(Data records)
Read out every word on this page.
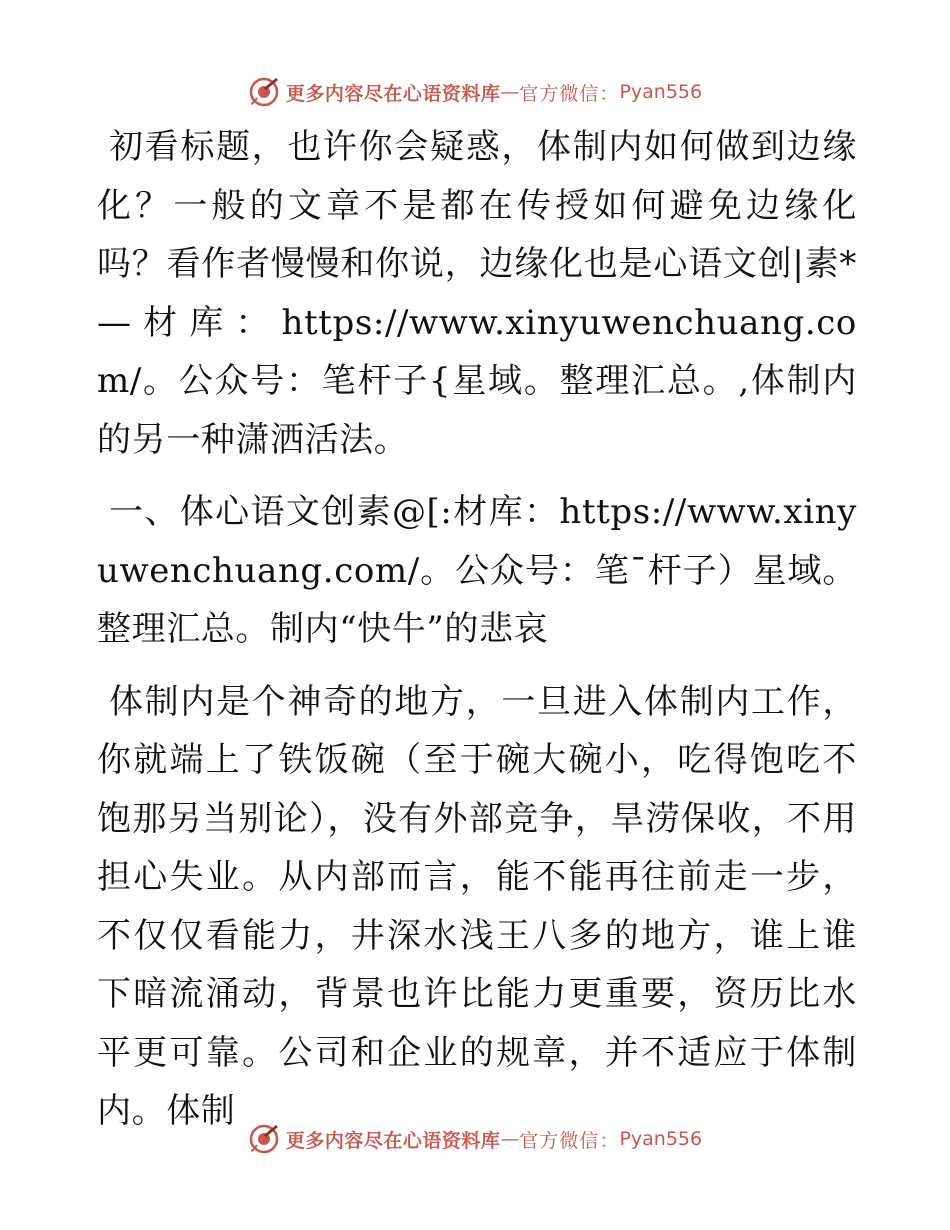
更多内容尽在心语资料库 — 官方微信： Pyan556

初看标题，也许你会疑惑，体制内如何做到边缘化？一般的文章不是都在传授如何避免边缘化吗？看作者慢慢和你说，边缘化也是心语文创|素*—材库：https://www.xinyuwenchuang.com/。公众号：笔杆子{星域。整理汇总。,体制内的另一种潇洒活法。

一、体心语文创素@[:材库：https://www.xinyuwenchuang.com/。公众号：笔¯杆子）星域。整理汇总。制内“快牛”的悲哀

体制内是个神奇的地方，一旦进入体制内工作，你就端上了铁饭碗（至于碗大碗小，吃得饱吃不饱那另当别论），没有外部竞争，旱涝保收，不用担心失业。从内部而言，能不能再往前走一步，不仅仅看能力，井深水浅王八多的地方，谁上谁下暗流涌动，背景也许比能力更重要，资历比水平更可靠。公司和企业的规章，并不适应于体制内。体制

更多内容尽在心语资料库 — 官方微信： Pyan556
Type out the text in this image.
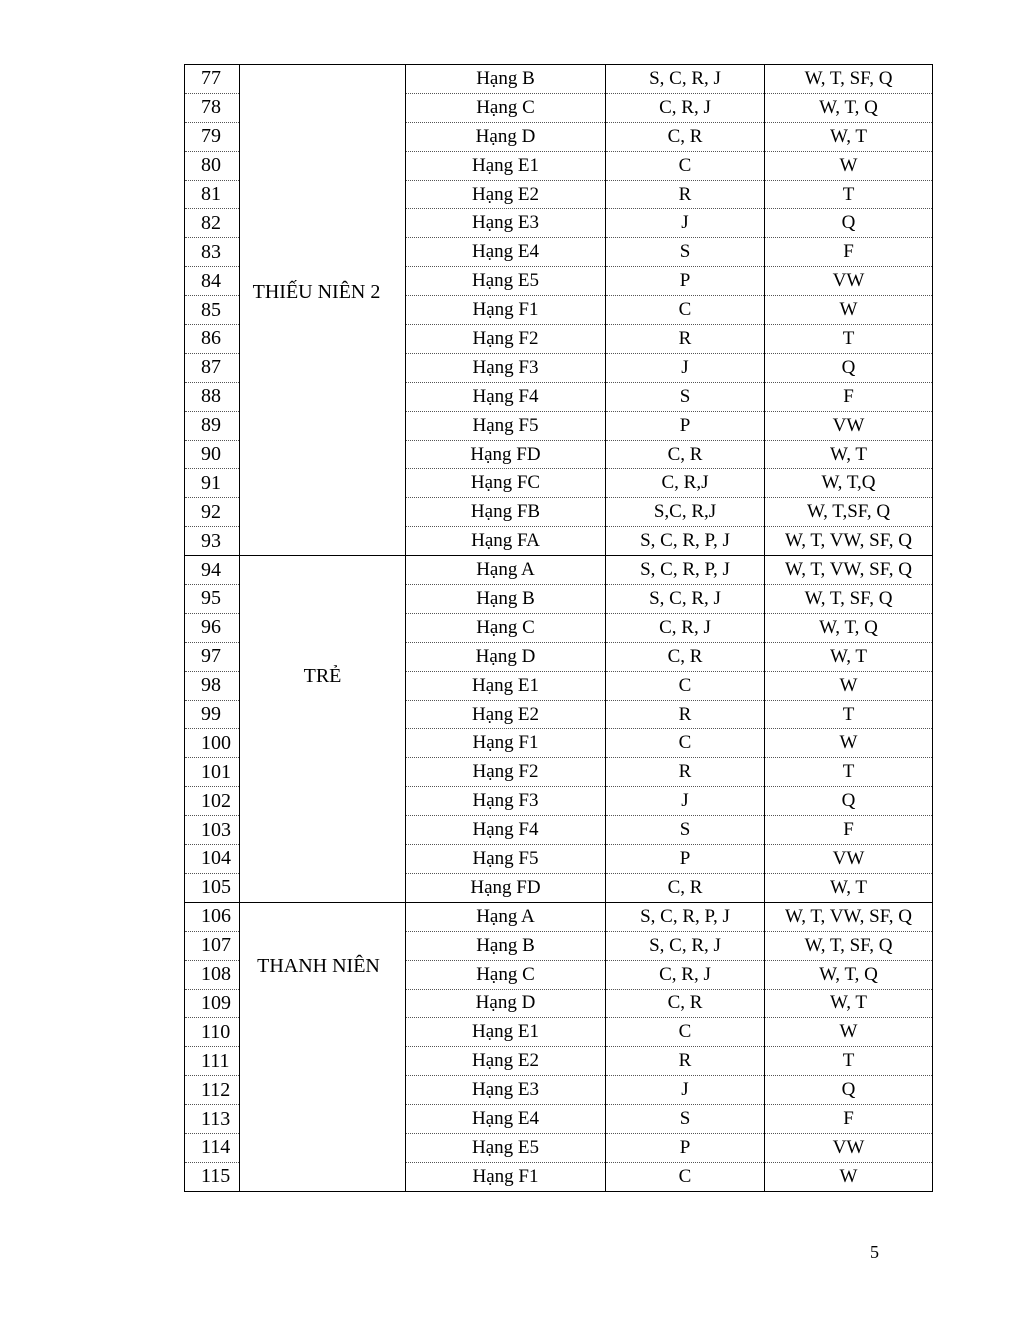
77	THIẾU NIÊN 2	Hạng B	S, C, R, J	W, T, SF, Q
78		Hạng C	C, R, J	W, T, Q
79		Hạng D	C, R	W, T
80		Hạng E1	C	W
81		Hạng E2	R	T
82		Hạng E3	J	Q
83		Hạng E4	S	F
84		Hạng E5	P	VW
85		Hạng F1	C	W
86		Hạng F2	R	T
87		Hạng F3	J	Q
88		Hạng F4	S	F
89		Hạng F5	P	VW
90		Hạng FD	C, R	W, T
91		Hạng FC	C, R,J	W, T,Q
92		Hạng FB	S,C, R,J	W, T,SF, Q
93		Hạng FA	S, C, R, P, J	W, T, VW, SF, Q
94	TRẺ	Hạng A	S, C, R, P, J	W, T, VW, SF, Q
95		Hạng B	S, C, R, J	W, T, SF, Q
96		Hạng C	C, R, J	W, T, Q
97		Hạng D	C, R	W, T
98		Hạng E1	C	W
99		Hạng E2	R	T
100		Hạng F1	C	W
101		Hạng F2	R	T
102		Hạng F3	J	Q
103		Hạng F4	S	F
104		Hạng F5	P	VW
105		Hạng FD	C, R	W, T
106	THANH NIÊN	Hạng A	S, C, R, P, J	W, T, VW, SF, Q
107		Hạng B	S, C, R, J	W, T, SF, Q
108		Hạng C	C, R, J	W, T, Q
109		Hạng D	C, R	W, T
110		Hạng E1	C	W
111		Hạng E2	R	T
112		Hạng E3	J	Q
113		Hạng E4	S	F
114		Hạng E5	P	VW
115		Hạng F1	C	W
5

**Exercise directions**
List every line above that contains the word "NIÊN".

**Completed task**
77	THIẾU NIÊN 2	Hạng B	S, C, R, J	W, T, SF, Q
106	THANH NIÊN	Hạng A	S, C, R, P, J	W, T, VW, SF, Q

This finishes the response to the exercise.